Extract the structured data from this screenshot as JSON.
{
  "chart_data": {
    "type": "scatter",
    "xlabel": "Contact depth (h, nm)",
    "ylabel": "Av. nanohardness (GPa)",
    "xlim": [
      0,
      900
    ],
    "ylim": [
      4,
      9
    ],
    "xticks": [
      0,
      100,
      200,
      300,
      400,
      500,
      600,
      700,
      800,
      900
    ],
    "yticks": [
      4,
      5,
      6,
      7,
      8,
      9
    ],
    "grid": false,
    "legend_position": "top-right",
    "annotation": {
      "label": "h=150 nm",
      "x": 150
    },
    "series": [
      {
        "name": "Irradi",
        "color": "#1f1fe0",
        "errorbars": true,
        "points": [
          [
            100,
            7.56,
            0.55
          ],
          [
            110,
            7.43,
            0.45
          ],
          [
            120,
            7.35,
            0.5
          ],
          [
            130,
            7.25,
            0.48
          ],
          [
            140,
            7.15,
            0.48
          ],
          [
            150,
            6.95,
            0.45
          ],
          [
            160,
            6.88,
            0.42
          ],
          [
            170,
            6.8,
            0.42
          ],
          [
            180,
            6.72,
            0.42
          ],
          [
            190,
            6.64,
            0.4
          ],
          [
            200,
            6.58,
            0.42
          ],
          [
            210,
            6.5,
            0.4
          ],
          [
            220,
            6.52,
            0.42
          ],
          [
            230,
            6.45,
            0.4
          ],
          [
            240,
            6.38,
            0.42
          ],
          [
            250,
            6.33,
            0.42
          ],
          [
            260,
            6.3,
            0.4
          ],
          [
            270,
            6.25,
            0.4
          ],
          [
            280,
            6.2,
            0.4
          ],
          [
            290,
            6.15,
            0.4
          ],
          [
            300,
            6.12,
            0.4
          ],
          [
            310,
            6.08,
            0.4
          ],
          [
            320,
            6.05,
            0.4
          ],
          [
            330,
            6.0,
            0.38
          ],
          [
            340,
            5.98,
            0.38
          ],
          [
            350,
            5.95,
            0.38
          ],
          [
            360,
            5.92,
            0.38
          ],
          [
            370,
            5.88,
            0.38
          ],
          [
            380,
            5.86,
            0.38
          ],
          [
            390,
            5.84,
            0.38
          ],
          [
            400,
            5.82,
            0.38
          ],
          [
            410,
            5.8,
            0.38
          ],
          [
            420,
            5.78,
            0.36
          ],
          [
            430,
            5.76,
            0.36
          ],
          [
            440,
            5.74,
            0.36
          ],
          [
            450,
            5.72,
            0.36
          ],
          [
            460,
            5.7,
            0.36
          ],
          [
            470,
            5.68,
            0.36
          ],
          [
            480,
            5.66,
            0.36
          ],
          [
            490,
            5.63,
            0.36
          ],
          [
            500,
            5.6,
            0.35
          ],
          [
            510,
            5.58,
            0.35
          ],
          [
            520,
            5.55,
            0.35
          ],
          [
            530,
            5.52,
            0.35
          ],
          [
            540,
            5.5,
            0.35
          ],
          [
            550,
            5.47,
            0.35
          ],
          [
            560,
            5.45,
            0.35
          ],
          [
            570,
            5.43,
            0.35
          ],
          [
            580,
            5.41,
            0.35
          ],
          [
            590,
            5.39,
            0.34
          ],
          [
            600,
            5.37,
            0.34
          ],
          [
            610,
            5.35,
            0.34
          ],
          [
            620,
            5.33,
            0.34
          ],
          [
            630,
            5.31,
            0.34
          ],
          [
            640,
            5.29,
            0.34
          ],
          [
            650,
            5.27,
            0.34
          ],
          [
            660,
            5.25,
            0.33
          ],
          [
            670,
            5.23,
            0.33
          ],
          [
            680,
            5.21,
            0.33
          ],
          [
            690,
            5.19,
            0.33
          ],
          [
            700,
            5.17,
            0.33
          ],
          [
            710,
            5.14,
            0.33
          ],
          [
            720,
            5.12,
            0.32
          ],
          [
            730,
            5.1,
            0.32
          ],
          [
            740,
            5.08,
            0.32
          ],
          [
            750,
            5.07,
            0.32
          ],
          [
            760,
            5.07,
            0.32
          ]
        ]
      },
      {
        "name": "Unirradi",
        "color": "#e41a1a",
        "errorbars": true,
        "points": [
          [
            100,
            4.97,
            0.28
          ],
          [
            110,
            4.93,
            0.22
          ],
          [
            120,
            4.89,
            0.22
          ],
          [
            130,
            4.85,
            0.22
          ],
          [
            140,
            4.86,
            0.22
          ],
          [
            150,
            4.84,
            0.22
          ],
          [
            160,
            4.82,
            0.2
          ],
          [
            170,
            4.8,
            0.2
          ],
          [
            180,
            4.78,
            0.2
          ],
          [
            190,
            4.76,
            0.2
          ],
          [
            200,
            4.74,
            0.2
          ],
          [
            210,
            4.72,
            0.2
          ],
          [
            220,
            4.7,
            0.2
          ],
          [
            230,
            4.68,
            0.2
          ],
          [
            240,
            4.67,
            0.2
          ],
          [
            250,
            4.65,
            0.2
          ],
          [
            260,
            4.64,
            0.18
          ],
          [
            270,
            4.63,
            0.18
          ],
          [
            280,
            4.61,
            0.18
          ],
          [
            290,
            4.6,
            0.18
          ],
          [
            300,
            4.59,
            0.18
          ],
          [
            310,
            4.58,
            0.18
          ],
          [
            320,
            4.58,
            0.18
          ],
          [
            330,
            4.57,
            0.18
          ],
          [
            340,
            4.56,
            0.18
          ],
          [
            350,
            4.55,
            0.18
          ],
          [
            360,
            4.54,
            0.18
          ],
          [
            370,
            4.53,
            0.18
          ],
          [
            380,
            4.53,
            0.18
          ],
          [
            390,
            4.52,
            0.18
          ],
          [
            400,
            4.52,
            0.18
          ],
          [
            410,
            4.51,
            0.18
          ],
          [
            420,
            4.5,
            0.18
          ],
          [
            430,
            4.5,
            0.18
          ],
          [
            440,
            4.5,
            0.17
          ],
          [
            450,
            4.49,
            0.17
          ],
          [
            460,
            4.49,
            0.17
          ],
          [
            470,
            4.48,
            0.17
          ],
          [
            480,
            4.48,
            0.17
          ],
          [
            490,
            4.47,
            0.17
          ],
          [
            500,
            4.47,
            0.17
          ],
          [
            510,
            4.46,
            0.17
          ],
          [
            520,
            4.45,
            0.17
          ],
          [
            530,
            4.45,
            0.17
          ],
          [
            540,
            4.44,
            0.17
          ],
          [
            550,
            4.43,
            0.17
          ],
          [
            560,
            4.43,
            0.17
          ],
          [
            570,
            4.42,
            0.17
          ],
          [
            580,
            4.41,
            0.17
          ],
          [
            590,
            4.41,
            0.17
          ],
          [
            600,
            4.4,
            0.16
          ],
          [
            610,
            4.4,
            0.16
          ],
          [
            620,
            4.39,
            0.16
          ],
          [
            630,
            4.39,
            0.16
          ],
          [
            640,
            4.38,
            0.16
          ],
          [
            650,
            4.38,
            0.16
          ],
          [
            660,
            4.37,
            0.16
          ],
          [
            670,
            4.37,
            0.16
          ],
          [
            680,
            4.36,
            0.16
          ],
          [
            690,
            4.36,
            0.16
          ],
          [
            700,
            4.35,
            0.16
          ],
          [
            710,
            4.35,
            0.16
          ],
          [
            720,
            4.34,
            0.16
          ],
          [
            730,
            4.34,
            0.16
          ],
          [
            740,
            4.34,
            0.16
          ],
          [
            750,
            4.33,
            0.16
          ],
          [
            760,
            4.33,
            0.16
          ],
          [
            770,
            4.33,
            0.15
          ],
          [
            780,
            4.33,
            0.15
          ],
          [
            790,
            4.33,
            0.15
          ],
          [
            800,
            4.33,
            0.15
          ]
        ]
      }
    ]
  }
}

◆ **WRITTEN PROBLEM**
Output the listing above exactly as it appears.

◆ **TASK SOLUTION**
Extract the structured data from this screenshot as JSON.
{
  "chart_data": {
    "type": "scatter",
    "xlabel": "Contact depth (h, nm)",
    "ylabel": "Av. nanohardness (GPa)",
    "xlim": [
      0,
      900
    ],
    "ylim": [
      4,
      9
    ],
    "xticks": [
      0,
      100,
      200,
      300,
      400,
      500,
      600,
      700,
      800,
      900
    ],
    "yticks": [
      4,
      5,
      6,
      7,
      8,
      9
    ],
    "grid": false,
    "legend_position": "top-right",
    "annotation": {
      "label": "h=150 nm",
      "x": 150
    },
    "series": [
      {
        "name": "Irradi",
        "color": "#1f1fe0",
        "errorbars": true,
        "points": [
          [
            100,
            7.56,
            0.55
          ],
          [
            110,
            7.43,
            0.45
          ],
          [
            120,
            7.35,
            0.5
          ],
          [
            130,
            7.25,
            0.48
          ],
          [
            140,
            7.15,
            0.48
          ],
          [
            150,
            6.95,
            0.45
          ],
          [
            160,
            6.88,
            0.42
          ],
          [
            170,
            6.8,
            0.42
          ],
          [
            180,
            6.72,
            0.42
          ],
          [
            190,
            6.64,
            0.4
          ],
          [
            200,
            6.58,
            0.42
          ],
          [
            210,
            6.5,
            0.4
          ],
          [
            220,
            6.52,
            0.42
          ],
          [
            230,
            6.45,
            0.4
          ],
          [
            240,
            6.38,
            0.42
          ],
          [
            250,
            6.33,
            0.42
          ],
          [
            260,
            6.3,
            0.4
          ],
          [
            270,
            6.25,
            0.4
          ],
          [
            280,
            6.2,
            0.4
          ],
          [
            290,
            6.15,
            0.4
          ],
          [
            300,
            6.12,
            0.4
          ],
          [
            310,
            6.08,
            0.4
          ],
          [
            320,
            6.05,
            0.4
          ],
          [
            330,
            6.0,
            0.38
          ],
          [
            340,
            5.98,
            0.38
          ],
          [
            350,
            5.95,
            0.38
          ],
          [
            360,
            5.92,
            0.38
          ],
          [
            370,
            5.88,
            0.38
          ],
          [
            380,
            5.86,
            0.38
          ],
          [
            390,
            5.84,
            0.38
          ],
          [
            400,
            5.82,
            0.38
          ],
          [
            410,
            5.8,
            0.38
          ],
          [
            420,
            5.78,
            0.36
          ],
          [
            430,
            5.76,
            0.36
          ],
          [
            440,
            5.74,
            0.36
          ],
          [
            450,
            5.72,
            0.36
          ],
          [
            460,
            5.7,
            0.36
          ],
          [
            470,
            5.68,
            0.36
          ],
          [
            480,
            5.66,
            0.36
          ],
          [
            490,
            5.63,
            0.36
          ],
          [
            500,
            5.6,
            0.35
          ],
          [
            510,
            5.58,
            0.35
          ],
          [
            520,
            5.55,
            0.35
          ],
          [
            530,
            5.52,
            0.35
          ],
          [
            540,
            5.5,
            0.35
          ],
          [
            550,
            5.47,
            0.35
          ],
          [
            560,
            5.45,
            0.35
          ],
          [
            570,
            5.43,
            0.35
          ],
          [
            580,
            5.41,
            0.35
          ],
          [
            590,
            5.39,
            0.34
          ],
          [
            600,
            5.37,
            0.34
          ],
          [
            610,
            5.35,
            0.34
          ],
          [
            620,
            5.33,
            0.34
          ],
          [
            630,
            5.31,
            0.34
          ],
          [
            640,
            5.29,
            0.34
          ],
          [
            650,
            5.27,
            0.34
          ],
          [
            660,
            5.25,
            0.33
          ],
          [
            670,
            5.23,
            0.33
          ],
          [
            680,
            5.21,
            0.33
          ],
          [
            690,
            5.19,
            0.33
          ],
          [
            700,
            5.17,
            0.33
          ],
          [
            710,
            5.14,
            0.33
          ],
          [
            720,
            5.12,
            0.32
          ],
          [
            730,
            5.1,
            0.32
          ],
          [
            740,
            5.08,
            0.32
          ],
          [
            750,
            5.07,
            0.32
          ],
          [
            760,
            5.07,
            0.32
          ]
        ]
      },
      {
        "name": "Unirradi",
        "color": "#e41a1a",
        "errorbars": true,
        "points": [
          [
            100,
            4.97,
            0.28
          ],
          [
            110,
            4.93,
            0.22
          ],
          [
            120,
            4.89,
            0.22
          ],
          [
            130,
            4.85,
            0.22
          ],
          [
            140,
            4.86,
            0.22
          ],
          [
            150,
            4.84,
            0.22
          ],
          [
            160,
            4.82,
            0.2
          ],
          [
            170,
            4.8,
            0.2
          ],
          [
            180,
            4.78,
            0.2
          ],
          [
            190,
            4.76,
            0.2
          ],
          [
            200,
            4.74,
            0.2
          ],
          [
            210,
            4.72,
            0.2
          ],
          [
            220,
            4.7,
            0.2
          ],
          [
            230,
            4.68,
            0.2
          ],
          [
            240,
            4.67,
            0.2
          ],
          [
            250,
            4.65,
            0.2
          ],
          [
            260,
            4.64,
            0.18
          ],
          [
            270,
            4.63,
            0.18
          ],
          [
            280,
            4.61,
            0.18
          ],
          [
            290,
            4.6,
            0.18
          ],
          [
            300,
            4.59,
            0.18
          ],
          [
            310,
            4.58,
            0.18
          ],
          [
            320,
            4.58,
            0.18
          ],
          [
            330,
            4.57,
            0.18
          ],
          [
            340,
            4.56,
            0.18
          ],
          [
            350,
            4.55,
            0.18
          ],
          [
            360,
            4.54,
            0.18
          ],
          [
            370,
            4.53,
            0.18
          ],
          [
            380,
            4.53,
            0.18
          ],
          [
            390,
            4.52,
            0.18
          ],
          [
            400,
            4.52,
            0.18
          ],
          [
            410,
            4.51,
            0.18
          ],
          [
            420,
            4.5,
            0.18
          ],
          [
            430,
            4.5,
            0.18
          ],
          [
            440,
            4.5,
            0.17
          ],
          [
            450,
            4.49,
            0.17
          ],
          [
            460,
            4.49,
            0.17
          ],
          [
            470,
            4.48,
            0.17
          ],
          [
            480,
            4.48,
            0.17
          ],
          [
            490,
            4.47,
            0.17
          ],
          [
            500,
            4.47,
            0.17
          ],
          [
            510,
            4.46,
            0.17
          ],
          [
            520,
            4.45,
            0.17
          ],
          [
            530,
            4.45,
            0.17
          ],
          [
            540,
            4.44,
            0.17
          ],
          [
            550,
            4.43,
            0.17
          ],
          [
            560,
            4.43,
            0.17
          ],
          [
            570,
            4.42,
            0.17
          ],
          [
            580,
            4.41,
            0.17
          ],
          [
            590,
            4.41,
            0.17
          ],
          [
            600,
            4.4,
            0.16
          ],
          [
            610,
            4.4,
            0.16
          ],
          [
            620,
            4.39,
            0.16
          ],
          [
            630,
            4.39,
            0.16
          ],
          [
            640,
            4.38,
            0.16
          ],
          [
            650,
            4.38,
            0.16
          ],
          [
            660,
            4.37,
            0.16
          ],
          [
            670,
            4.37,
            0.16
          ],
          [
            680,
            4.36,
            0.16
          ],
          [
            690,
            4.36,
            0.16
          ],
          [
            700,
            4.35,
            0.16
          ],
          [
            710,
            4.35,
            0.16
          ],
          [
            720,
            4.34,
            0.16
          ],
          [
            730,
            4.34,
            0.16
          ],
          [
            740,
            4.34,
            0.16
          ],
          [
            750,
            4.33,
            0.16
          ],
          [
            760,
            4.33,
            0.16
          ],
          [
            770,
            4.33,
            0.15
          ],
          [
            780,
            4.33,
            0.15
          ],
          [
            790,
            4.33,
            0.15
          ],
          [
            800,
            4.33,
            0.15
          ]
        ]
      }
    ]
  }
}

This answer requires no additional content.